• [GIVEN INSTRUCTION]:
In the listing that follows, count the lines holding the word "Elle" and report only that number.

— Start of ENTRIES —

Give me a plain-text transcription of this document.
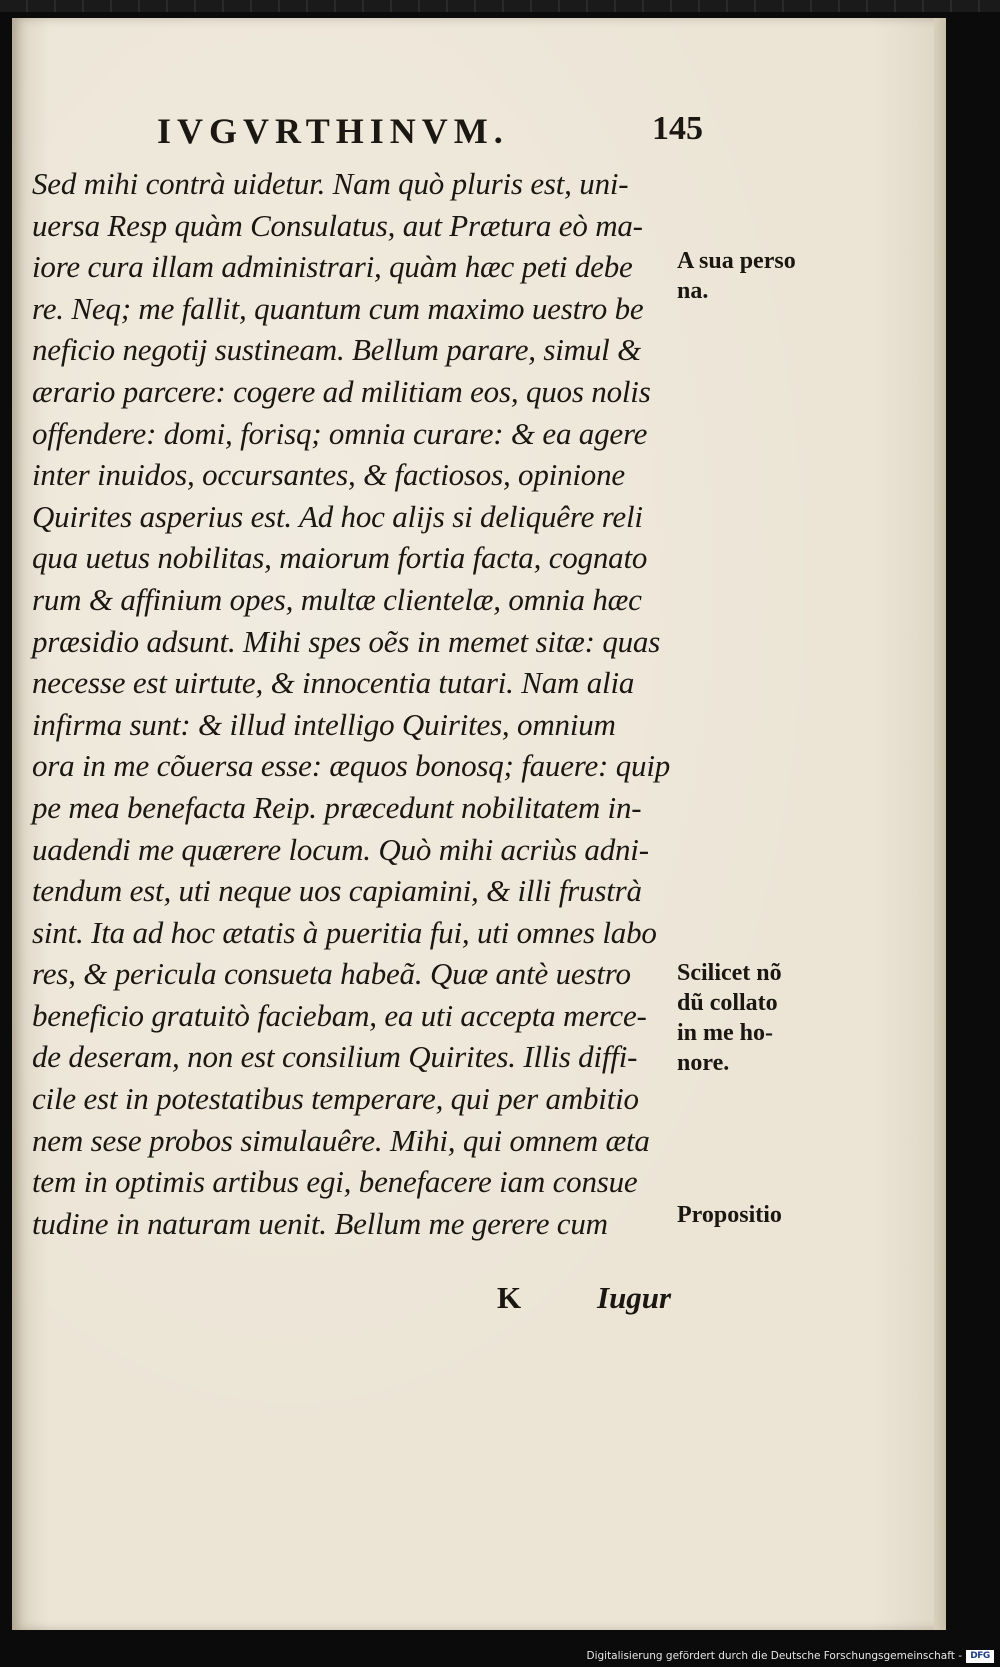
IVGVRTHINVM.	145
Sed mihi contrà uidetur. Nam quò pluris est, uni-
uersa Resp quàm Consulatus, aut Prætura eò ma-
iore cura illam administrari, quàm hæc peti debe
re. Neq; me fallit, quantum cum maximo uestro be
neficio negotij sustineam. Bellum parare, simul &
ærario parcere: cogere ad militiam eos, quos nolis
offendere: domi, forisq; omnia curare: & ea agere
inter inuidos, occursantes, & factiosos, opinione
Quirites asperius est. Ad hoc alijs si deliquêre reli
qua uetus nobilitas, maiorum fortia facta, cognato
rum & affinium opes, multæ clientelæ, omnia hæc
præsidio adsunt. Mihi spes oẽs in memet sitæ: quas
necesse est uirtute, & innocentia tutari. Nam alia
infirma sunt: & illud intelligo Quirites, omnium
ora in me cõuersa esse: æquos bonosq; fauere: quip
pe mea benefacta Reip. præcedunt nobilitatem in-
uadendi me quærere locum. Quò mihi acriùs adni-
tendum est, uti neque uos capiamini, & illi frustrà
sint. Ita ad hoc ætatis à pueritia fui, uti omnes labo
res, & pericula consueta habeã. Quæ antè uestro
beneficio gratuitò faciebam, ea uti accepta merce-
de deseram, non est consilium Quirites. Illis diffi-
cile est in potestatibus temperare, qui per ambitio
nem sese probos simulauêre. Mihi, qui omnem æta
tem in optimis artibus egi, benefacere iam consue
tudine in naturam uenit. Bellum me gerere cum
K Iugur

A sua perso
na.

Scilicet nõ
dũ collato
in me ho-
nore.

Propositio

Digitalisierung gefördert durch die Deutsche Forschungsgemeinschaft - DFG
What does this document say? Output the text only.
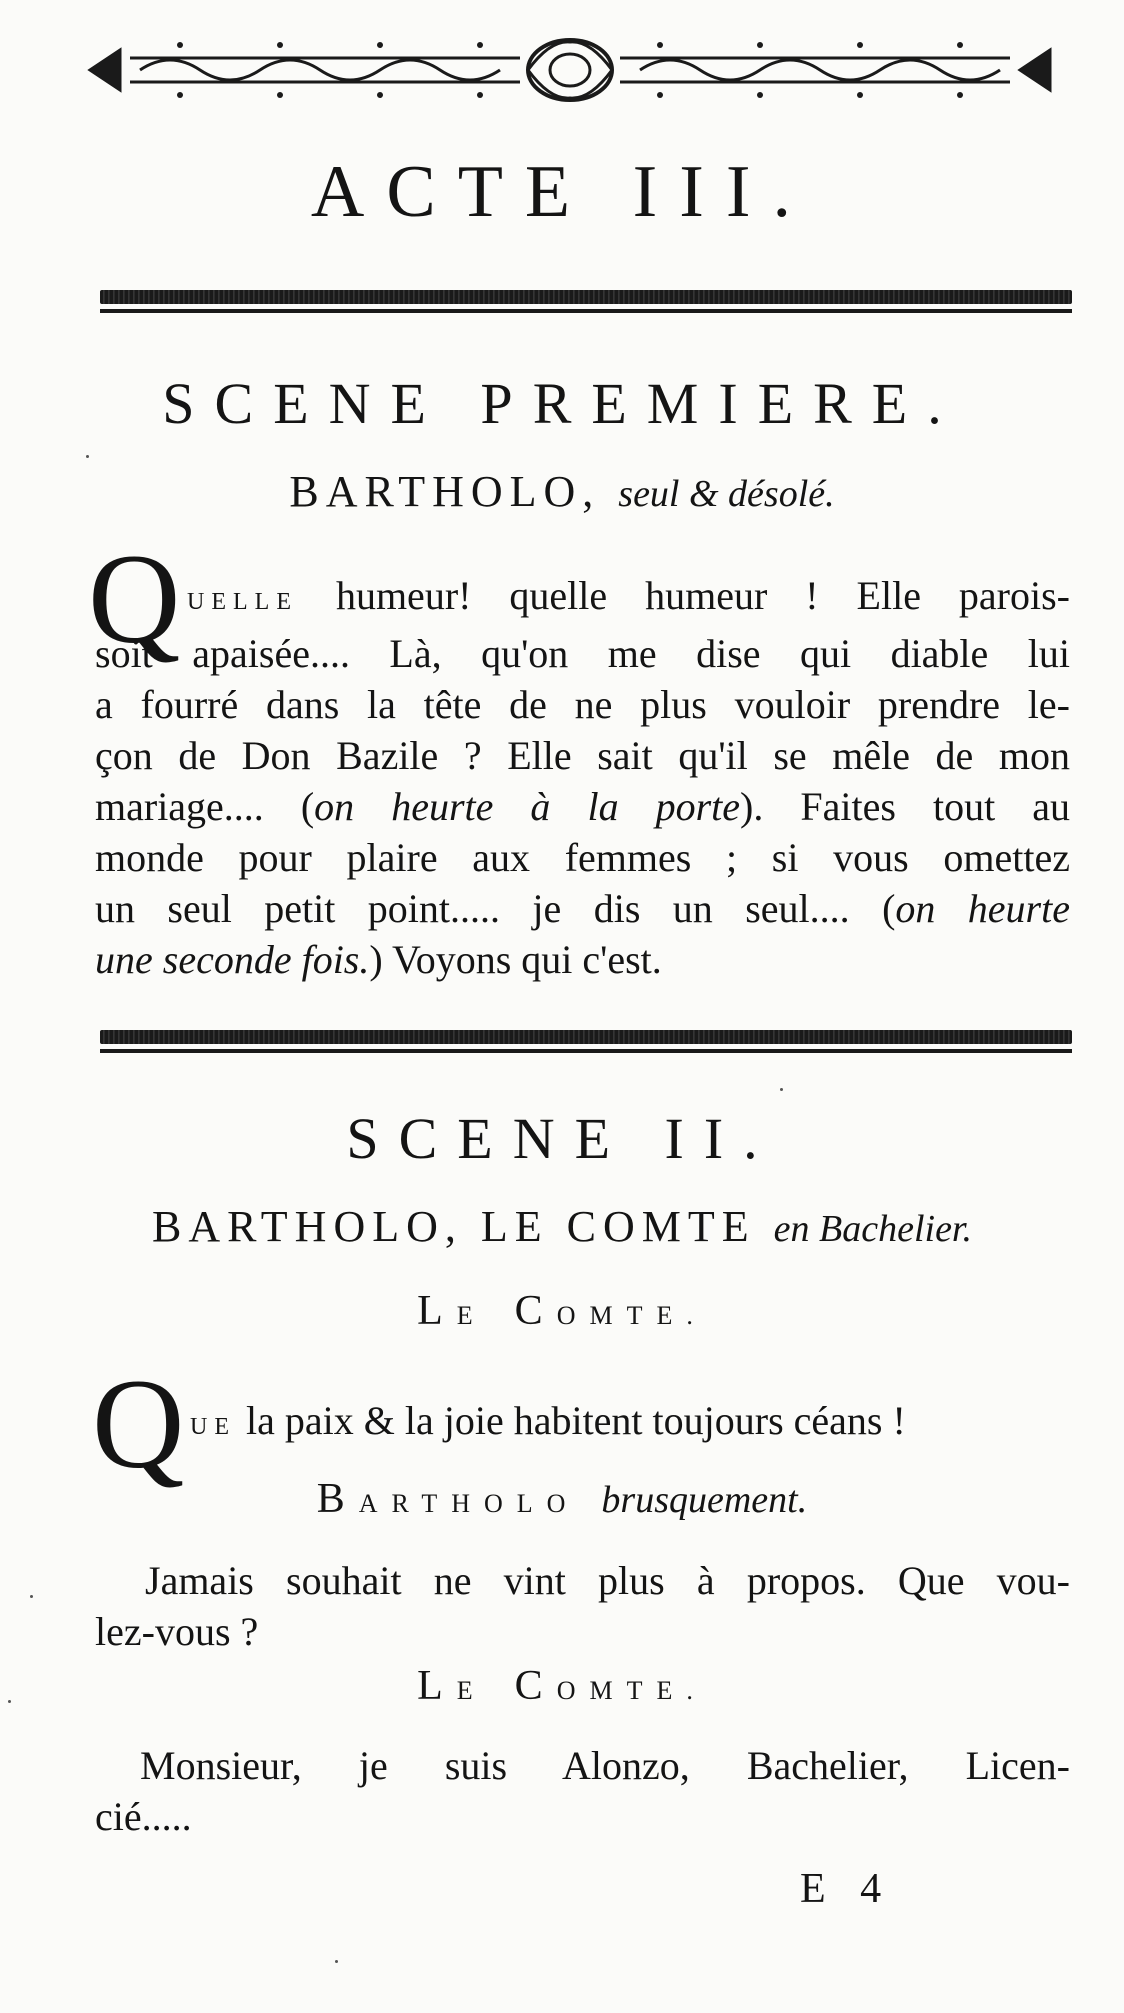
ACTE III.
SCENE PREMIERE.
BARTHOLO, seul & désolé.
Q UELLE humeur! quelle humeur ! Elle parois-
soit apaisée.... Là, qu'on me dise qui diable lui
a fourré dans la tête de ne plus vouloir prendre le-
çon de Don Bazile ? Elle sait qu'il se mêle de mon
mariage.... (on heurte à la porte). Faites tout au
monde pour plaire aux femmes ; si vous omettez
un seul petit point..... je dis un seul.... (on heurte
une seconde fois.) Voyons qui c'est.
SCENE II.
BARTHOLO, LE COMTE en Bachelier.
LE COMTE.
Q UE la paix & la joie habitent toujours céans !
BARTHOLO brusquement.
Jamais souhait ne vint plus à propos. Que vou-
lez-vous ?
LE COMTE.
Monsieur, je suis Alonzo, Bachelier, Licen-
cié.....
E 4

— End of ENTRIES —

• [SOLUTION BELOW]:
2